• [Task material]:

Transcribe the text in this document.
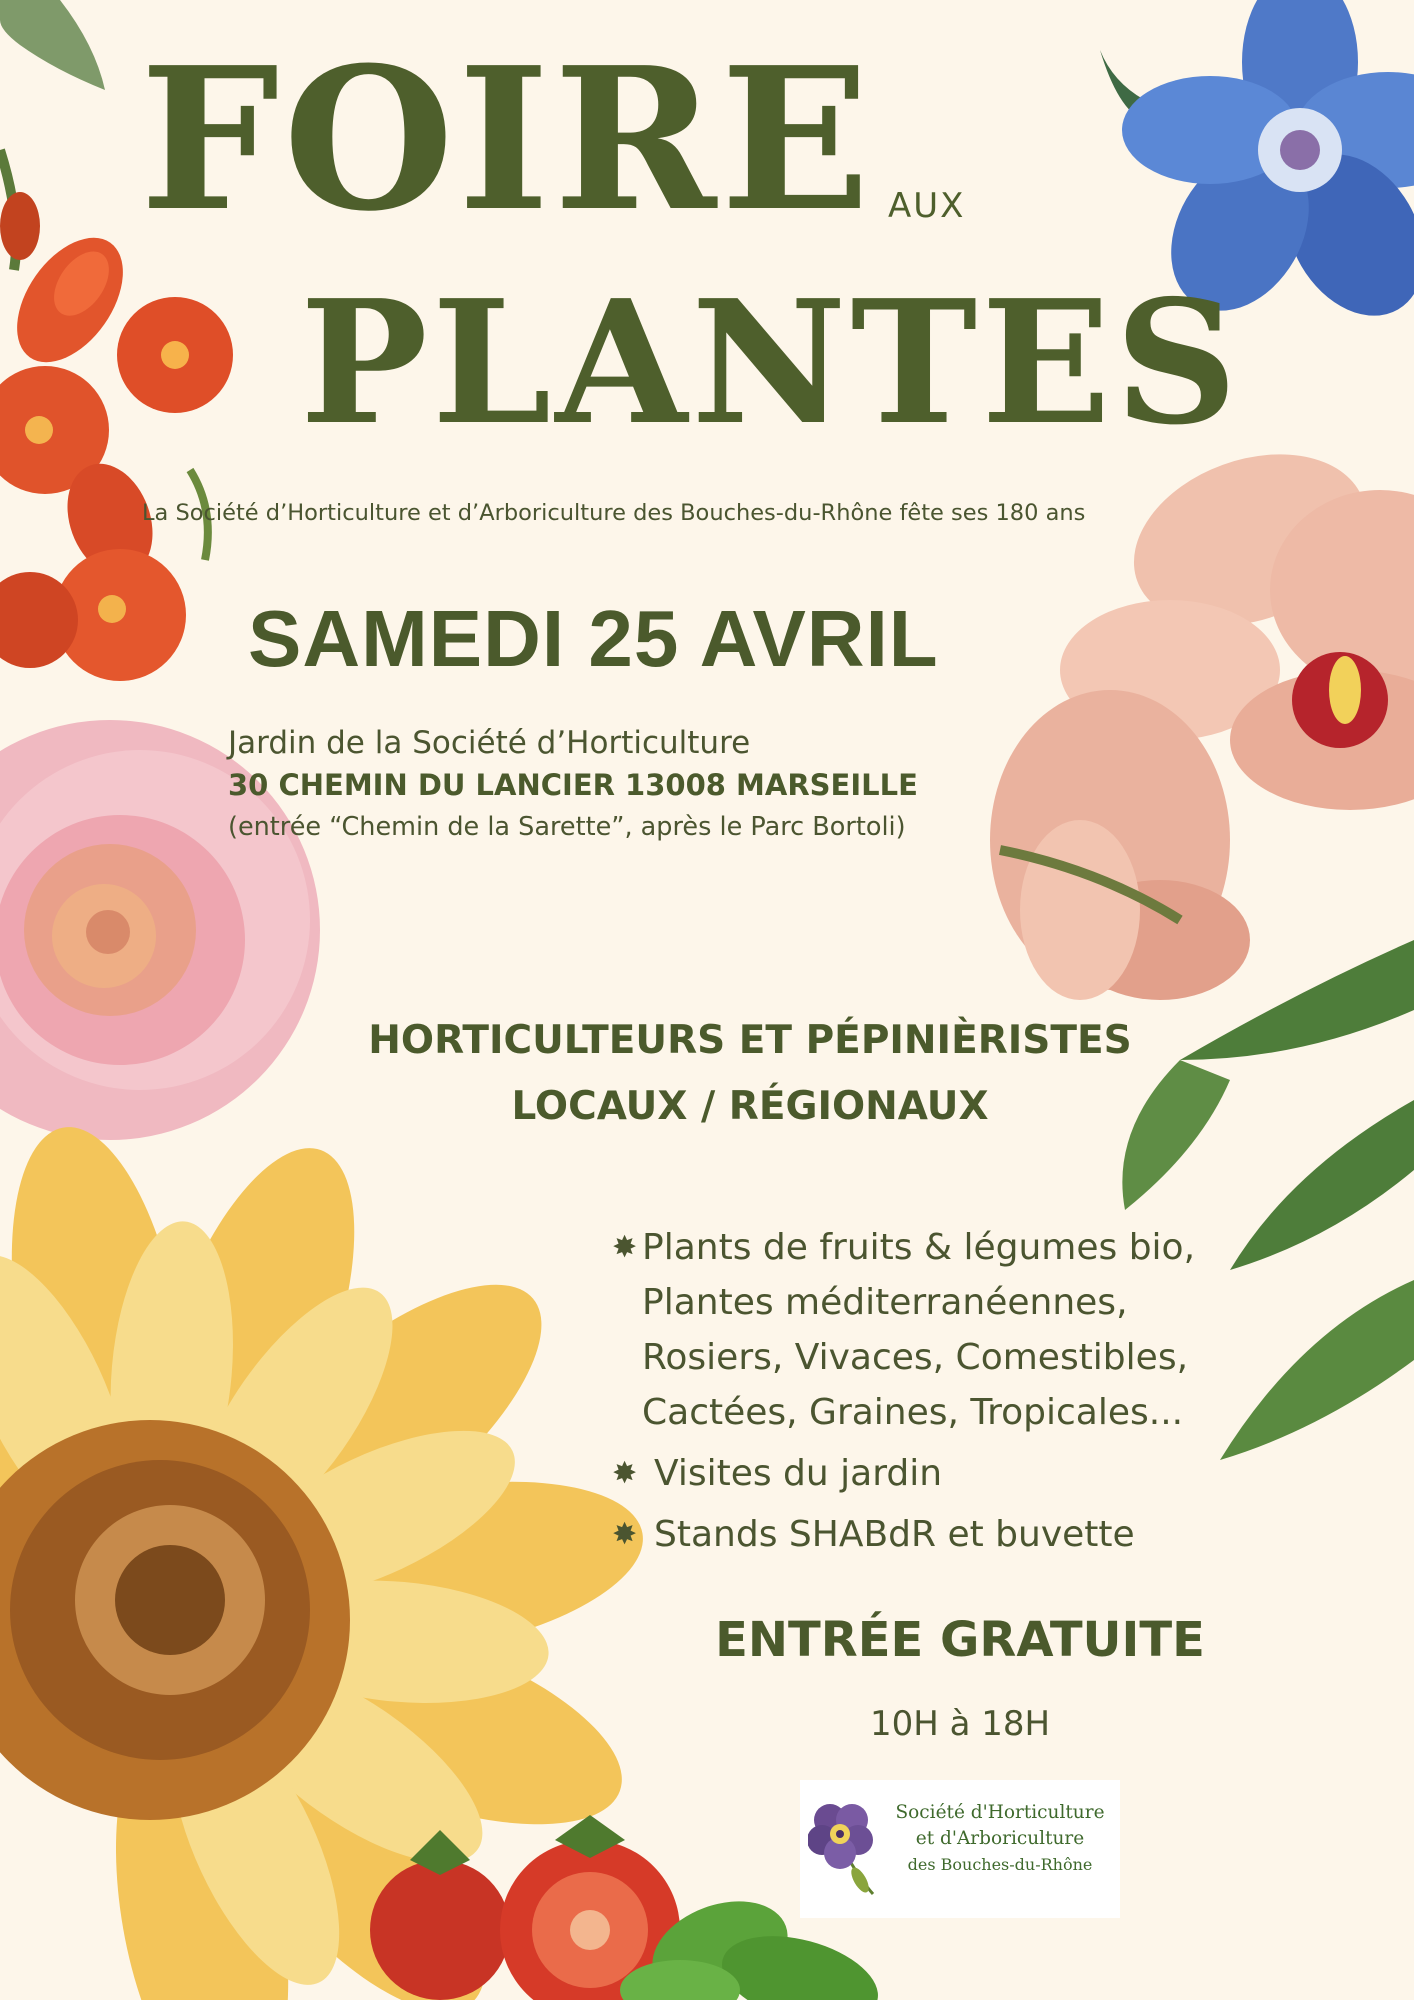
FOIRE AUX
PLANTES
La Société d’Horticulture et d’Arboriculture des Bouches-du-Rhône fête ses 180 ans
SAMEDI 25 AVRIL
Jardin de la Société d’Horticulture
30 CHEMIN DU LANCIER 13008 MARSEILLE
(entrée “Chemin de la Sarette”, après le Parc Bortoli)
HORTICULTEURS ET PÉPINIÈRISTES
LOCAUX / RÉGIONAUX
✸ Plants de fruits & légumes bio,
Plantes méditerranéennes,
Rosiers, Vivaces, Comestibles,
Cactées, Graines, Tropicales...
✸ Visites du jardin
✸ Stands SHABdR et buvette
ENTRÉE GRATUITE
10H à 18H
Société d'Horticulture
et d'Arboriculture
des Bouches-du-Rhône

• [Written problem]:
Repeat the data exactly, without the pictures.

• [Completed task]:
Transcribe the text in this document.
FOIRE AUX
PLANTES
La Société d’Horticulture et d’Arboriculture des Bouches-du-Rhône fête ses 180 ans
SAMEDI 25 AVRIL
Jardin de la Société d’Horticulture
30 CHEMIN DU LANCIER 13008 MARSEILLE
(entrée “Chemin de la Sarette”, après le Parc Bortoli)
HORTICULTEURS ET PÉPINIÈRISTES
LOCAUX / RÉGIONAUX
✸ Plants de fruits & légumes bio,
Plantes méditerranéennes,
Rosiers, Vivaces, Comestibles,
Cactées, Graines, Tropicales...
✸ Visites du jardin
✸ Stands SHABdR et buvette
ENTRÉE GRATUITE
10H à 18H
Société d'Horticulture
et d'Arboriculture
des Bouches-du-Rhône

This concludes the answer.